- SHORT EXERCISE -
Please output the records below in full, exactly as given, but without the images.

---- GIVEN DATA

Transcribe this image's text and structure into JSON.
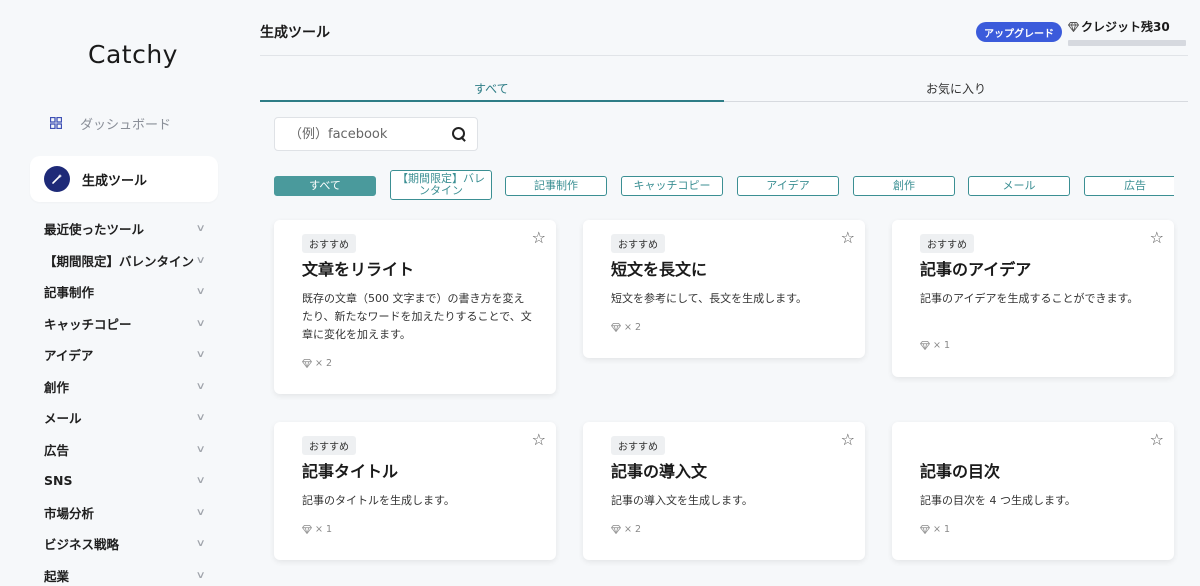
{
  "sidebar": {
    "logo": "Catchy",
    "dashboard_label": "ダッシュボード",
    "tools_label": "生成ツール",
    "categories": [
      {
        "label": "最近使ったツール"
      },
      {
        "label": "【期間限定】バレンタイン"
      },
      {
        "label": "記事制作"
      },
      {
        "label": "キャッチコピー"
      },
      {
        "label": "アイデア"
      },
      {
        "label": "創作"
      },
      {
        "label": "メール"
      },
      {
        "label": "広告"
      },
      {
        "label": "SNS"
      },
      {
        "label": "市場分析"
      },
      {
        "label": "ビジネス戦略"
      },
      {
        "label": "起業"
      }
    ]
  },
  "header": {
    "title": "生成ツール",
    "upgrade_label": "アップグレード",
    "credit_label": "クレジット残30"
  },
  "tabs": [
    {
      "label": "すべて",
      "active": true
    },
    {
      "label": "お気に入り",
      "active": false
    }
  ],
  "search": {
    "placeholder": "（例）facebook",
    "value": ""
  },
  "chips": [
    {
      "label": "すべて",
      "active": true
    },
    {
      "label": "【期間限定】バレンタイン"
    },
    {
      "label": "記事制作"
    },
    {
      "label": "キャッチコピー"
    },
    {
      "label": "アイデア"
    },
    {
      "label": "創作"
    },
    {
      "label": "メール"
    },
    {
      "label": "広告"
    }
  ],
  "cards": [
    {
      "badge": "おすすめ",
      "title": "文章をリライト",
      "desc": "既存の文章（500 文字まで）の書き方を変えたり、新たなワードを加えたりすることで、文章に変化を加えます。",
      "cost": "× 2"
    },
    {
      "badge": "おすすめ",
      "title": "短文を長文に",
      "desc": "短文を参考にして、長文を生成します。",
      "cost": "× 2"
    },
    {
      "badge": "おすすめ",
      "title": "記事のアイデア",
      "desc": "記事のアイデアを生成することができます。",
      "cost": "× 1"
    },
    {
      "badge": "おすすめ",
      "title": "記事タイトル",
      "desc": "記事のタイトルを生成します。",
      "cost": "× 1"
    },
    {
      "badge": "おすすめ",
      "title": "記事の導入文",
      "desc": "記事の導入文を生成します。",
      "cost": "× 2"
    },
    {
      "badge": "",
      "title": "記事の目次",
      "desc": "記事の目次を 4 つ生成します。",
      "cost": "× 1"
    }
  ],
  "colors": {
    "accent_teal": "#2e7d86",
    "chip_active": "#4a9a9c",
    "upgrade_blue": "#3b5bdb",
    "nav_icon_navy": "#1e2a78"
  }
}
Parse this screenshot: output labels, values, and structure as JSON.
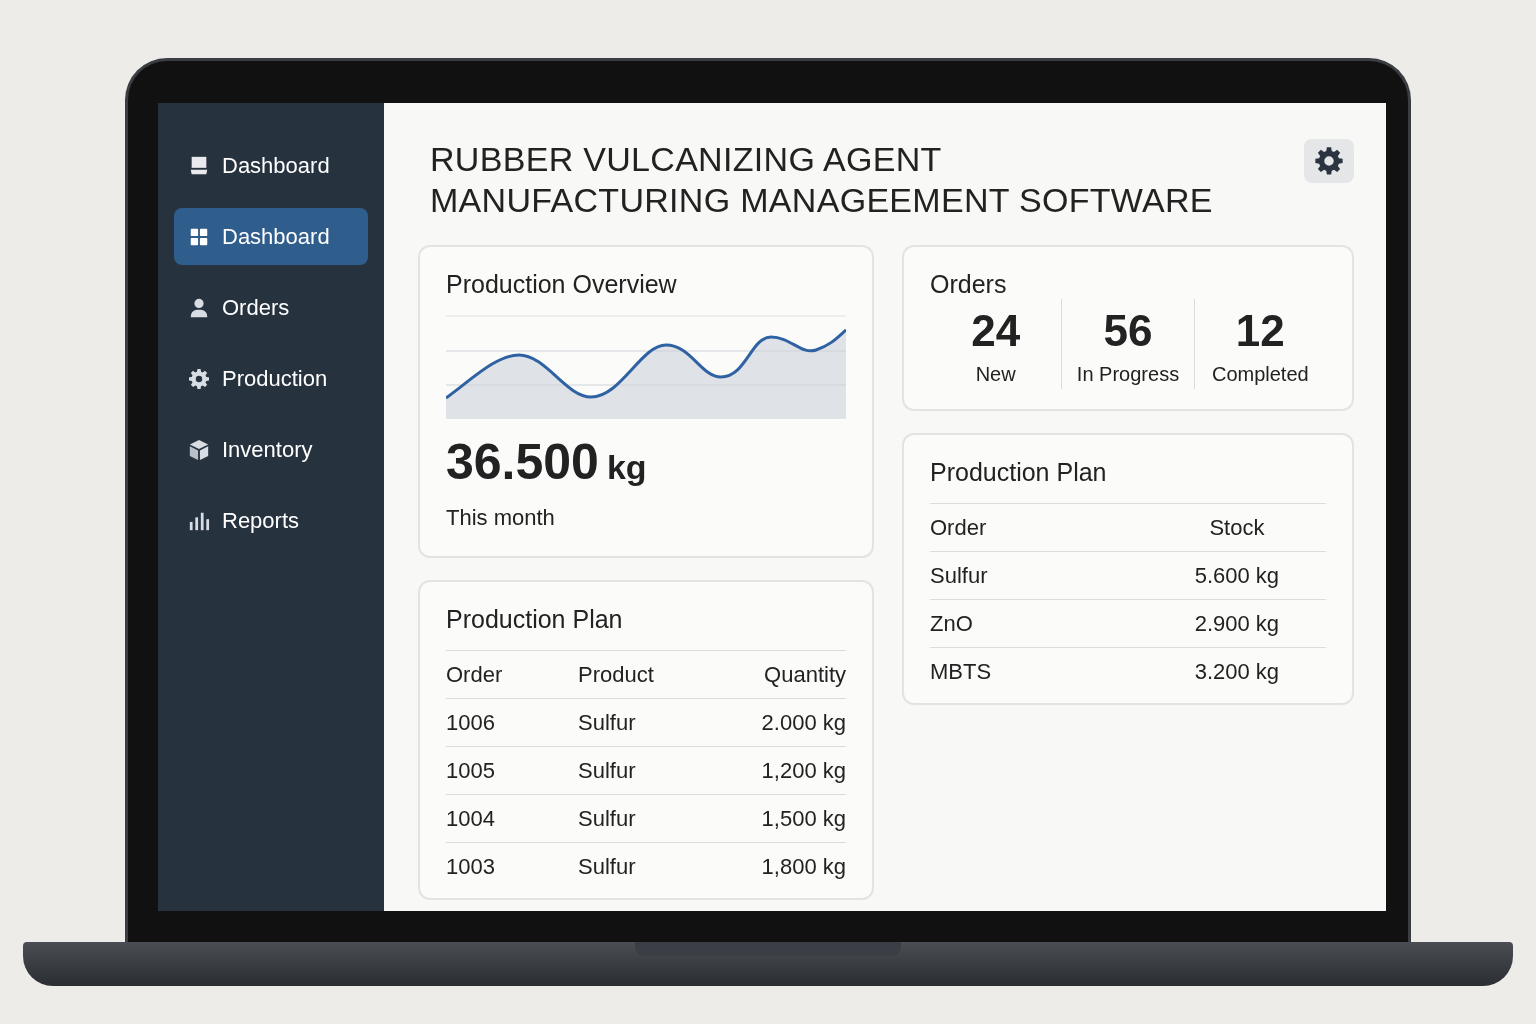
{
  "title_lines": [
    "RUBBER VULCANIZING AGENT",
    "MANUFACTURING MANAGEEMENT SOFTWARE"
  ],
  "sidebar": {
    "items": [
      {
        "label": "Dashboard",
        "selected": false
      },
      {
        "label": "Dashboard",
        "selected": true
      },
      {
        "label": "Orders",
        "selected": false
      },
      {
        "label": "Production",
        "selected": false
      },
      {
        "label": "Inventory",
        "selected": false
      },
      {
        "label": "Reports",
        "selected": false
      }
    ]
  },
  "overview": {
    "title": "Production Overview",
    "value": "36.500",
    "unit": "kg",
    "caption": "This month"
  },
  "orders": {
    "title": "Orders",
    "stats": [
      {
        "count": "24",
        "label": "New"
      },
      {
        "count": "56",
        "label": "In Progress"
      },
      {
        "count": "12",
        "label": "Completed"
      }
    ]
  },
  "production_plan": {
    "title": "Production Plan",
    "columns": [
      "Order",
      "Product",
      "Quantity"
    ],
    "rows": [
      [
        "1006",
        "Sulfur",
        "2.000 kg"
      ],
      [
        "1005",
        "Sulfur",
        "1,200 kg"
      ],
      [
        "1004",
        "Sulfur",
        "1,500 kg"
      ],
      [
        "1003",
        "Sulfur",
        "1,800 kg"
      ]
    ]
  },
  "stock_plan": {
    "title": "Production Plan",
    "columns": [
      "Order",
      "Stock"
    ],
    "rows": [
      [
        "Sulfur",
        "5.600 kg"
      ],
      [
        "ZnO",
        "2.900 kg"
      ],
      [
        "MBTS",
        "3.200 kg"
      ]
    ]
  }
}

--------

- RESPONSE FOR THIS EXERCISE -
Transcribe this image's text and structure into JSON.
{
  "sidebar": {
    "logo": "Catchy",
    "dashboard_label": "ダッシュボード",
    "tools_label": "生成ツール",
    "categories": [
      {
        "label": "最近使ったツール"
      },
      {
        "label": "【期間限定】バレンタイン"
      },
      {
        "label": "記事制作"
      },
      {
        "label": "キャッチコピー"
      },
      {
        "label": "アイデア"
      },
      {
        "label": "創作"
      },
      {
        "label": "メール"
      },
      {
        "label": "広告"
      },
      {
        "label": "SNS"
      },
      {
        "label": "市場分析"
      },
      {
        "label": "ビジネス戦略"
      },
      {
        "label": "起業"
      }
    ]
  },
  "header": {
    "title": "生成ツール",
    "upgrade_label": "アップグレード",
    "credit_label": "クレジット残30"
  },
  "tabs": [
    {
      "label": "すべて",
      "active": true
    },
    {
      "label": "お気に入り",
      "active": false
    }
  ],
  "search": {
    "placeholder": "（例）facebook",
    "value": ""
  },
  "chips": [
    {
      "label": "すべて",
      "active": true
    },
    {
      "label": "【期間限定】バレンタイン"
    },
    {
      "label": "記事制作"
    },
    {
      "label": "キャッチコピー"
    },
    {
      "label": "アイデア"
    },
    {
      "label": "創作"
    },
    {
      "label": "メール"
    },
    {
      "label": "広告"
    }
  ],
  "cards": [
    {
      "badge": "おすすめ",
      "title": "文章をリライト",
      "desc": "既存の文章（500 文字まで）の書き方を変えたり、新たなワードを加えたりすることで、文章に変化を加えます。",
      "cost": "× 2"
    },
    {
      "badge": "おすすめ",
      "title": "短文を長文に",
      "desc": "短文を参考にして、長文を生成します。",
      "cost": "× 2"
    },
    {
      "badge": "おすすめ",
      "title": "記事のアイデア",
      "desc": "記事のアイデアを生成することができます。",
      "cost": "× 1"
    },
    {
      "badge": "おすすめ",
      "title": "記事タイトル",
      "desc": "記事のタイトルを生成します。",
      "cost": "× 1"
    },
    {
      "badge": "おすすめ",
      "title": "記事の導入文",
      "desc": "記事の導入文を生成します。",
      "cost": "× 2"
    },
    {
      "badge": "",
      "title": "記事の目次",
      "desc": "記事の目次を 4 つ生成します。",
      "cost": "× 1"
    }
  ],
  "colors": {
    "accent_teal": "#2e7d86",
    "chip_active": "#4a9a9c",
    "upgrade_blue": "#3b5bdb",
    "nav_icon_navy": "#1e2a78"
  }
}
Parse this screenshot: output labels, values, and structure as JSON.
{
  "title_lines": [
    "RUBBER VULCANIZING AGENT",
    "MANUFACTURING MANAGEEMENT SOFTWARE"
  ],
  "sidebar": {
    "items": [
      {
        "label": "Dashboard",
        "selected": false
      },
      {
        "label": "Dashboard",
        "selected": true
      },
      {
        "label": "Orders",
        "selected": false
      },
      {
        "label": "Production",
        "selected": false
      },
      {
        "label": "Inventory",
        "selected": false
      },
      {
        "label": "Reports",
        "selected": false
      }
    ]
  },
  "overview": {
    "title": "Production Overview",
    "value": "36.500",
    "unit": "kg",
    "caption": "This month"
  },
  "orders": {
    "title": "Orders",
    "stats": [
      {
        "count": "24",
        "label": "New"
      },
      {
        "count": "56",
        "label": "In Progress"
      },
      {
        "count": "12",
        "label": "Completed"
      }
    ]
  },
  "production_plan": {
    "title": "Production Plan",
    "columns": [
      "Order",
      "Product",
      "Quantity"
    ],
    "rows": [
      [
        "1006",
        "Sulfur",
        "2.000 kg"
      ],
      [
        "1005",
        "Sulfur",
        "1,200 kg"
      ],
      [
        "1004",
        "Sulfur",
        "1,500 kg"
      ],
      [
        "1003",
        "Sulfur",
        "1,800 kg"
      ]
    ]
  },
  "stock_plan": {
    "title": "Production Plan",
    "columns": [
      "Order",
      "Stock"
    ],
    "rows": [
      [
        "Sulfur",
        "5.600 kg"
      ],
      [
        "ZnO",
        "2.900 kg"
      ],
      [
        "MBTS",
        "3.200 kg"
      ]
    ]
  }
}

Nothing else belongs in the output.